▶ [WHAT IS NEEDED]: Retype the material word for word.

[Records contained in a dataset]
## BEGIN

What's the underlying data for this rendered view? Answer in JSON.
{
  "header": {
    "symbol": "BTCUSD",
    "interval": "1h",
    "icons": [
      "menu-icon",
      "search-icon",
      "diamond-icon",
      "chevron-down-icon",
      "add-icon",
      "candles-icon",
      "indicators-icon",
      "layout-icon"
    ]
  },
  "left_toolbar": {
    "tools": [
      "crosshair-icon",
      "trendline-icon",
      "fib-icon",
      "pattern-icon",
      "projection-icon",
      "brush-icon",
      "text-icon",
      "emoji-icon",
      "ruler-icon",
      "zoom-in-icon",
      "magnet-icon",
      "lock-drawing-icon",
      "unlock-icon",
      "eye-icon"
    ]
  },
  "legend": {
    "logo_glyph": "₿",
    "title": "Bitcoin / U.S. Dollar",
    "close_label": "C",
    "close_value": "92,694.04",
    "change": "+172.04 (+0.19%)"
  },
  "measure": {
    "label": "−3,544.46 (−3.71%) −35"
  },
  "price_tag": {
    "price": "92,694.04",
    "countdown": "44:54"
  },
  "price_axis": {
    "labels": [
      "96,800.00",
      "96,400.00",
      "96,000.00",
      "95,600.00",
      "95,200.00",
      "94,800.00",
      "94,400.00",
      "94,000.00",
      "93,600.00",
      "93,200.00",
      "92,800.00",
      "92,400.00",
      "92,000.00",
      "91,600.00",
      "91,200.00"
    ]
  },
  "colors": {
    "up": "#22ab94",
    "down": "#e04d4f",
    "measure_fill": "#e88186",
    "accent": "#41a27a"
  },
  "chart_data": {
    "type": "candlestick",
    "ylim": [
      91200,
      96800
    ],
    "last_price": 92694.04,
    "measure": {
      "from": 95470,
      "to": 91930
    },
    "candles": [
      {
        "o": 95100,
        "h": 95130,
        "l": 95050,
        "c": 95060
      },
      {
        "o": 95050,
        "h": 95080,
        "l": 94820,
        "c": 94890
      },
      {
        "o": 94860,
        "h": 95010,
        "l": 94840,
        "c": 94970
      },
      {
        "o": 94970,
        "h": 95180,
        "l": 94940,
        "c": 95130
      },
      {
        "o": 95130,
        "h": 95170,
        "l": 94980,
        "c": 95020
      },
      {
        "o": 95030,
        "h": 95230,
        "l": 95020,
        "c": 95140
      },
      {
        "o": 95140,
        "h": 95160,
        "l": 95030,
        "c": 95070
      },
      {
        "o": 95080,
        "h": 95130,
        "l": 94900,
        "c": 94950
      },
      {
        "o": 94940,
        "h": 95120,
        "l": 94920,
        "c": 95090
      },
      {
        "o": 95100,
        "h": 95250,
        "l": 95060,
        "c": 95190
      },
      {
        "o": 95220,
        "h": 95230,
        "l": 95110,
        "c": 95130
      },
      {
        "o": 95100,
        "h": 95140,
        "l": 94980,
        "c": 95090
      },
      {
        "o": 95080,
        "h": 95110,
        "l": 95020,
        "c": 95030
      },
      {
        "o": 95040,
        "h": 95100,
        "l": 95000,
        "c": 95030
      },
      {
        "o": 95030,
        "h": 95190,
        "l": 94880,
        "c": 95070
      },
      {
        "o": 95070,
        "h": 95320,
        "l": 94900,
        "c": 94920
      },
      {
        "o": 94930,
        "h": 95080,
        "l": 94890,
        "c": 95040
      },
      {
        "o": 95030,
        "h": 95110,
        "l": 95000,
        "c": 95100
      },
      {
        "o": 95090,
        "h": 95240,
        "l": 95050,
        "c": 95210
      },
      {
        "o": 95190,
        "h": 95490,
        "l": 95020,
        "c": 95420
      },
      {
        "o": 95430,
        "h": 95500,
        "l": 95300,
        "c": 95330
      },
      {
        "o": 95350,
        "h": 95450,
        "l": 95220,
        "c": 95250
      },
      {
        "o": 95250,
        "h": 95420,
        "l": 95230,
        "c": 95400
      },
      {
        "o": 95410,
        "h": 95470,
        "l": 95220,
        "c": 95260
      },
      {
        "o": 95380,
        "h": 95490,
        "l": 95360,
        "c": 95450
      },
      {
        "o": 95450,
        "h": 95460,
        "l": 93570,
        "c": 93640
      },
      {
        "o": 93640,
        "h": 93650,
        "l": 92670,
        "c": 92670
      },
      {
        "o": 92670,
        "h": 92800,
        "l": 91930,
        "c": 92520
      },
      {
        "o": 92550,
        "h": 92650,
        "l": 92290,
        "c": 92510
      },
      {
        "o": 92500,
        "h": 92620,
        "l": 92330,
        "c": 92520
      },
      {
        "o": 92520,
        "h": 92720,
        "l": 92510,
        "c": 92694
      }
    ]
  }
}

## END

▶ [OUTPUT FOR THIS TASK]:
What's the underlying data for this rendered view? Answer in JSON.
{
  "header": {
    "symbol": "BTCUSD",
    "interval": "1h",
    "icons": [
      "menu-icon",
      "search-icon",
      "diamond-icon",
      "chevron-down-icon",
      "add-icon",
      "candles-icon",
      "indicators-icon",
      "layout-icon"
    ]
  },
  "left_toolbar": {
    "tools": [
      "crosshair-icon",
      "trendline-icon",
      "fib-icon",
      "pattern-icon",
      "projection-icon",
      "brush-icon",
      "text-icon",
      "emoji-icon",
      "ruler-icon",
      "zoom-in-icon",
      "magnet-icon",
      "lock-drawing-icon",
      "unlock-icon",
      "eye-icon"
    ]
  },
  "legend": {
    "logo_glyph": "₿",
    "title": "Bitcoin / U.S. Dollar",
    "close_label": "C",
    "close_value": "92,694.04",
    "change": "+172.04 (+0.19%)"
  },
  "measure": {
    "label": "−3,544.46 (−3.71%) −35"
  },
  "price_tag": {
    "price": "92,694.04",
    "countdown": "44:54"
  },
  "price_axis": {
    "labels": [
      "96,800.00",
      "96,400.00",
      "96,000.00",
      "95,600.00",
      "95,200.00",
      "94,800.00",
      "94,400.00",
      "94,000.00",
      "93,600.00",
      "93,200.00",
      "92,800.00",
      "92,400.00",
      "92,000.00",
      "91,600.00",
      "91,200.00"
    ]
  },
  "colors": {
    "up": "#22ab94",
    "down": "#e04d4f",
    "measure_fill": "#e88186",
    "accent": "#41a27a"
  },
  "chart_data": {
    "type": "candlestick",
    "ylim": [
      91200,
      96800
    ],
    "last_price": 92694.04,
    "measure": {
      "from": 95470,
      "to": 91930
    },
    "candles": [
      {
        "o": 95100,
        "h": 95130,
        "l": 95050,
        "c": 95060
      },
      {
        "o": 95050,
        "h": 95080,
        "l": 94820,
        "c": 94890
      },
      {
        "o": 94860,
        "h": 95010,
        "l": 94840,
        "c": 94970
      },
      {
        "o": 94970,
        "h": 95180,
        "l": 94940,
        "c": 95130
      },
      {
        "o": 95130,
        "h": 95170,
        "l": 94980,
        "c": 95020
      },
      {
        "o": 95030,
        "h": 95230,
        "l": 95020,
        "c": 95140
      },
      {
        "o": 95140,
        "h": 95160,
        "l": 95030,
        "c": 95070
      },
      {
        "o": 95080,
        "h": 95130,
        "l": 94900,
        "c": 94950
      },
      {
        "o": 94940,
        "h": 95120,
        "l": 94920,
        "c": 95090
      },
      {
        "o": 95100,
        "h": 95250,
        "l": 95060,
        "c": 95190
      },
      {
        "o": 95220,
        "h": 95230,
        "l": 95110,
        "c": 95130
      },
      {
        "o": 95100,
        "h": 95140,
        "l": 94980,
        "c": 95090
      },
      {
        "o": 95080,
        "h": 95110,
        "l": 95020,
        "c": 95030
      },
      {
        "o": 95040,
        "h": 95100,
        "l": 95000,
        "c": 95030
      },
      {
        "o": 95030,
        "h": 95190,
        "l": 94880,
        "c": 95070
      },
      {
        "o": 95070,
        "h": 95320,
        "l": 94900,
        "c": 94920
      },
      {
        "o": 94930,
        "h": 95080,
        "l": 94890,
        "c": 95040
      },
      {
        "o": 95030,
        "h": 95110,
        "l": 95000,
        "c": 95100
      },
      {
        "o": 95090,
        "h": 95240,
        "l": 95050,
        "c": 95210
      },
      {
        "o": 95190,
        "h": 95490,
        "l": 95020,
        "c": 95420
      },
      {
        "o": 95430,
        "h": 95500,
        "l": 95300,
        "c": 95330
      },
      {
        "o": 95350,
        "h": 95450,
        "l": 95220,
        "c": 95250
      },
      {
        "o": 95250,
        "h": 95420,
        "l": 95230,
        "c": 95400
      },
      {
        "o": 95410,
        "h": 95470,
        "l": 95220,
        "c": 95260
      },
      {
        "o": 95380,
        "h": 95490,
        "l": 95360,
        "c": 95450
      },
      {
        "o": 95450,
        "h": 95460,
        "l": 93570,
        "c": 93640
      },
      {
        "o": 93640,
        "h": 93650,
        "l": 92670,
        "c": 92670
      },
      {
        "o": 92670,
        "h": 92800,
        "l": 91930,
        "c": 92520
      },
      {
        "o": 92550,
        "h": 92650,
        "l": 92290,
        "c": 92510
      },
      {
        "o": 92500,
        "h": 92620,
        "l": 92330,
        "c": 92520
      },
      {
        "o": 92520,
        "h": 92720,
        "l": 92510,
        "c": 92694
      }
    ]
  }
}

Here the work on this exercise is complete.